** Start **

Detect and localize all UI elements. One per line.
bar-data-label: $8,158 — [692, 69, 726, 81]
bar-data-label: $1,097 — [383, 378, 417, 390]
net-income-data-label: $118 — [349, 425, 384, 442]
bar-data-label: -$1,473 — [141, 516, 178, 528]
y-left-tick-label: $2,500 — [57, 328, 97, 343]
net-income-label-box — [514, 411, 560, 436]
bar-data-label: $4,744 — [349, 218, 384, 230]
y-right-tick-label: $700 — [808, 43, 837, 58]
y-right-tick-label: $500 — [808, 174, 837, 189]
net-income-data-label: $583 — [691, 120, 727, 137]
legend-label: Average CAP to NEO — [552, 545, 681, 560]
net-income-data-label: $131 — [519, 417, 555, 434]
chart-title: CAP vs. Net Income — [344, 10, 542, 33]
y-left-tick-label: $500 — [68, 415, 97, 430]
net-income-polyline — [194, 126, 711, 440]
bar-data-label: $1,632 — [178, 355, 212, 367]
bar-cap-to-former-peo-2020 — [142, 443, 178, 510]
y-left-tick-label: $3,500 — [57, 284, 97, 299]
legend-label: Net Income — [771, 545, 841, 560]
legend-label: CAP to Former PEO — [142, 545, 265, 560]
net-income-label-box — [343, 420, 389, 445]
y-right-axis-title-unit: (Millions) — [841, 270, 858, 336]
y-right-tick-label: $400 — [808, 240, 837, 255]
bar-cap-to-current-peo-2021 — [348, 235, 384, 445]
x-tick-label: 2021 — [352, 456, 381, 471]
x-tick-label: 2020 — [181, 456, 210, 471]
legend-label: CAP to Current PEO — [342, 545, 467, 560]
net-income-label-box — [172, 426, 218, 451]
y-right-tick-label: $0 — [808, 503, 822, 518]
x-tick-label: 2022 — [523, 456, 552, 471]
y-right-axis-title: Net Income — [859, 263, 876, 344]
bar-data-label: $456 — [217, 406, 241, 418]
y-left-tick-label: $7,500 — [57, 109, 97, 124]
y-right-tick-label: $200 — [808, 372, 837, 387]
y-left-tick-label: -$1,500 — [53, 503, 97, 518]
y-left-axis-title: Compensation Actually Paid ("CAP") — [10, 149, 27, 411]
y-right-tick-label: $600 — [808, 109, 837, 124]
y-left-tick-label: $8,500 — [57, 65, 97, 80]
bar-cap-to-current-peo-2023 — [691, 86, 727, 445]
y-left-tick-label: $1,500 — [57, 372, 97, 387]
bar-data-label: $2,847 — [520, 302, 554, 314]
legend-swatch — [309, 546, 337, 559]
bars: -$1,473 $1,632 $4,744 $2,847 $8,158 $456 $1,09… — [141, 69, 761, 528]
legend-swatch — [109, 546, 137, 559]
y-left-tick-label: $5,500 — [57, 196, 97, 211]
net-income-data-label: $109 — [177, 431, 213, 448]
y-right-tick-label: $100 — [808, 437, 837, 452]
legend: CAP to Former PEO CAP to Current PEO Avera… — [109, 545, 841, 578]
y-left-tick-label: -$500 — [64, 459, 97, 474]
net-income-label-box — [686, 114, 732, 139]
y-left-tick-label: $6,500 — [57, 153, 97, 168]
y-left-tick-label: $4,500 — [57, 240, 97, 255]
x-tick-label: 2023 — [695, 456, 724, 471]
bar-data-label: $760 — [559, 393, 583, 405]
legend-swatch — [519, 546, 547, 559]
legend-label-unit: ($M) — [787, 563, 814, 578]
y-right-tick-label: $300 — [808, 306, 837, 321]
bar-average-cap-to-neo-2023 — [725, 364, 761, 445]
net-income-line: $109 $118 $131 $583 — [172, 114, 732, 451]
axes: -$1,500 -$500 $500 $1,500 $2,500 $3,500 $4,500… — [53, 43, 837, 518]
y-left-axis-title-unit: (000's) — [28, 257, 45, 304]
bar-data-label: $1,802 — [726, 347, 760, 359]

** End **

**Problem statement:**
Please edit the listing above by changing every "net-income-label-box" to "net-income-value-box", and reproduce all lines with everything else left the same.

**Answer to this problem:**
Detect and localize all UI elements. One per line.
bar-data-label: $8,158 — [692, 69, 726, 81]
bar-data-label: $1,097 — [383, 378, 417, 390]
net-income-data-label: $118 — [349, 425, 384, 442]
bar-data-label: -$1,473 — [141, 516, 178, 528]
y-left-tick-label: $2,500 — [57, 328, 97, 343]
net-income-value-box — [514, 411, 560, 436]
bar-data-label: $4,744 — [349, 218, 384, 230]
y-right-tick-label: $700 — [808, 43, 837, 58]
y-right-tick-label: $500 — [808, 174, 837, 189]
net-income-data-label: $583 — [691, 120, 727, 137]
legend-label: Average CAP to NEO — [552, 545, 681, 560]
net-income-data-label: $131 — [519, 417, 555, 434]
chart-title: CAP vs. Net Income — [344, 10, 542, 33]
y-left-tick-label: $500 — [68, 415, 97, 430]
net-income-polyline — [194, 126, 711, 440]
bar-data-label: $1,632 — [178, 355, 212, 367]
bar-cap-to-former-peo-2020 — [142, 443, 178, 510]
y-left-tick-label: $3,500 — [57, 284, 97, 299]
legend-label: Net Income — [771, 545, 841, 560]
legend-label: CAP to Former PEO — [142, 545, 265, 560]
net-income-value-box — [343, 420, 389, 445]
y-right-axis-title-unit: (Millions) — [841, 270, 858, 336]
y-right-tick-label: $400 — [808, 240, 837, 255]
bar-cap-to-current-peo-2021 — [348, 235, 384, 445]
x-tick-label: 2021 — [352, 456, 381, 471]
x-tick-label: 2020 — [181, 456, 210, 471]
legend-label: CAP to Current PEO — [342, 545, 467, 560]
net-income-value-box — [172, 426, 218, 451]
y-right-tick-label: $0 — [808, 503, 822, 518]
x-tick-label: 2022 — [523, 456, 552, 471]
y-right-axis-title: Net Income — [859, 263, 876, 344]
bar-data-label: $456 — [217, 406, 241, 418]
y-left-tick-label: $7,500 — [57, 109, 97, 124]
y-right-tick-label: $200 — [808, 372, 837, 387]
y-left-tick-label: -$1,500 — [53, 503, 97, 518]
y-left-axis-title: Compensation Actually Paid ("CAP") — [10, 149, 27, 411]
y-right-tick-label: $600 — [808, 109, 837, 124]
y-left-tick-label: $8,500 — [57, 65, 97, 80]
bar-cap-to-current-peo-2023 — [691, 86, 727, 445]
y-left-tick-label: $1,500 — [57, 372, 97, 387]
bar-data-label: $2,847 — [520, 302, 554, 314]
legend-swatch — [309, 546, 337, 559]
bars: -$1,473 $1,632 $4,744 $2,847 $8,158 $456 $1,09… — [141, 69, 761, 528]
legend-swatch — [109, 546, 137, 559]
y-left-tick-label: $5,500 — [57, 196, 97, 211]
net-income-data-label: $109 — [177, 431, 213, 448]
y-right-tick-label: $100 — [808, 437, 837, 452]
legend: CAP to Former PEO CAP to Current PEO Avera… — [109, 545, 841, 578]
y-left-tick-label: -$500 — [64, 459, 97, 474]
net-income-value-box — [686, 114, 732, 139]
y-left-tick-label: $6,500 — [57, 153, 97, 168]
y-left-tick-label: $4,500 — [57, 240, 97, 255]
x-tick-label: 2023 — [695, 456, 724, 471]
bar-data-label: $760 — [559, 393, 583, 405]
legend-swatch — [519, 546, 547, 559]
legend-label-unit: ($M) — [787, 563, 814, 578]
y-right-tick-label: $300 — [808, 306, 837, 321]
bar-average-cap-to-neo-2023 — [725, 364, 761, 445]
net-income-line: $109 $118 $131 $583 — [172, 114, 732, 451]
axes: -$1,500 -$500 $500 $1,500 $2,500 $3,500 $4,500… — [53, 43, 837, 518]
y-left-axis-title-unit: (000's) — [28, 257, 45, 304]
bar-data-label: $1,802 — [726, 347, 760, 359]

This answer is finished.